Selection:
Yep good point. I'll audit all of this and make the appropriate changes for v2.

> 
> I've been discussing with Alexandru Elisei about PTE_PROT_NONE and
> whether we can use other bits from the pte even if they clash with other
> valid permissions. Since the pte is not valid, in theory we could as
> long as nothing corrupts the (like a cont bit). The background to this
> is multiple migrate types (not just NUMA) for the MTE tag carveout
> reuse.

ACK.

> 
>> +}
>> +
>> +static inline void contpte_try_unfold(struct mm_struct *mm, unsigned long addr,
>> +					pte_t *ptep, pte_t pte)
>> +{
>> +	if (contpte_is_enabled(mm) &&
>> +	    pte_present(pte) && pte_cont(pte))
>> +		__contpte_try_unfold(mm, addr, ptep, pte);
>> +}
> 
> Same here and probably most other places where pte_present() is used in
> this patch.

ACK.

> 
>> +
>>  /*
>>   * The below functions constitute the public API that arm64 presents to the
>>   * core-mm to manipulate PTE entries within the their page tables (or at least
>> @@ -1122,30 +1187,68 @@ extern void ptep_modify_prot_commit(struct vm_area_struct *vma,
>>   * versions will automatically and transparently apply the contiguous bit where
>>   * it makes sense to do so. Therefore any users that are contig-aware (e.g.
>>   * hugetlb, kernel mapper) should NOT use these APIs, but instead use the
>> - * private versions, which are prefixed with double underscore.
>> + * private versions, which are prefixed with double underscore. All of these
>> + * APIs except for ptep_get_lockless() are expected to be called with the PTL
>> + * held.
>>   */
>>  
>>  #define ptep_get ptep_get
>>  static inline pte_t ptep_get(pte_t *ptep)

Data extract:
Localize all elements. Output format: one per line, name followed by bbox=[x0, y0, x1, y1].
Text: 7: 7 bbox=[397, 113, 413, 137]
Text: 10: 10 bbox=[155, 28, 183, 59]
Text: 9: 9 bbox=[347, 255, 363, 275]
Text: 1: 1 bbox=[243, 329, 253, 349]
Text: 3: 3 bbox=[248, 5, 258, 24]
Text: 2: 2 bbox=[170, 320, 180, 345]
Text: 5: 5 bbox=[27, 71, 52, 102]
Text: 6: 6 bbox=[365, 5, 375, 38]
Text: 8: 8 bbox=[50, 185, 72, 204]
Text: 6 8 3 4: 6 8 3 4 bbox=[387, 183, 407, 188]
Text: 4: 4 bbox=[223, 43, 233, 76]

Directions:
- 1) In the arm64 patch review thread above the records, which functions are called inside the body of contpte_try_unfold? List every one.
- 2) Continue the arm64 patch review thread, not the records, picking up right after its final line.

Results for each task:
- 1) contpte_is_enabled, pte_present, pte_cont, __contpte_try_unfold

- 2)
>>  {
>> -	return __ptep_get(ptep);
>> +	pte_t pte = __ptep_get(ptep);
>> +
>> +	if (!pte_present(pte) || !pte_cont(pte))
>> +		return pte;
>> +
>> +	return contpte_ptep_get(ptep, pte);
>> +}
>> +
>> +#define ptep_get_lockless ptep_get_lockless
>> +static inline pte_t ptep_get_lockless(pte_t *ptep)
>> +{
>> +	pte_t pte = __ptep_get(ptep);
>> +
>> +	if (!pte_present(pte) || !pte_cont(pte))
>> +		return pte;
>> +
>> +	return contpte_ptep_get_lockless(ptep);
>>  }
>>  
>>  static inline void set_pte(pte_t *ptep, pte_t pte)
>>  {
>> -	__set_pte(ptep, pte);
>> +	/*
>> +	 * We don't have the mm or vaddr so cannot unfold or fold contig entries
>> +	 * (since it requires tlb maintenance). set_pte() is not used in core
>> +	 * code, so this should never even be called. Regardless do our best to
>> +	 * service any call and emit a warning if there is any attempt to set a
>> +	 * pte on top of an existing contig range.
>> +	 */
>> +	pte_t orig_pte = __ptep_get(ptep);
>> +
>> +	WARN_ON_ONCE(pte_present(orig_pte) && pte_cont(orig_pte));
>> +	__set_pte(ptep, pte_mknoncont(pte));
> 
> Why the pte_mknoncont() here? Do we expect a contiguous pte? The warning
> only checks the old entry.

Originally, it was my intent that PTE_CONT bit would be totally private to this
layer and the bit should never leak to the generic code (i.e. ptep_get() would
clear it before returning the pte and all functions that accept a pte would WARN
if the bit was set on entry.

However, this approach proved problematic for accounting; I have a separate
change that logs the amount of memory mapped as contpte in
/proc/<pid>/smaps[_rollup]. For this to work, the PTE_CONT bit must be leaked to
the generic code (ptep_get() no longer explicitly clears it). But if we
deliberately leak it, then its possible that it will be set in functions that
take a pte, which would lead to incorrect behavior (potentially leading to a
contpte range that has some PTE_CONT bits set and others cleared). This happens
because there is generic code that follows a pattern like this:

  pte = ptep_get_and_clear(ptep)
  pte = modify_some_bits(pte)
  set_pte_at(pte)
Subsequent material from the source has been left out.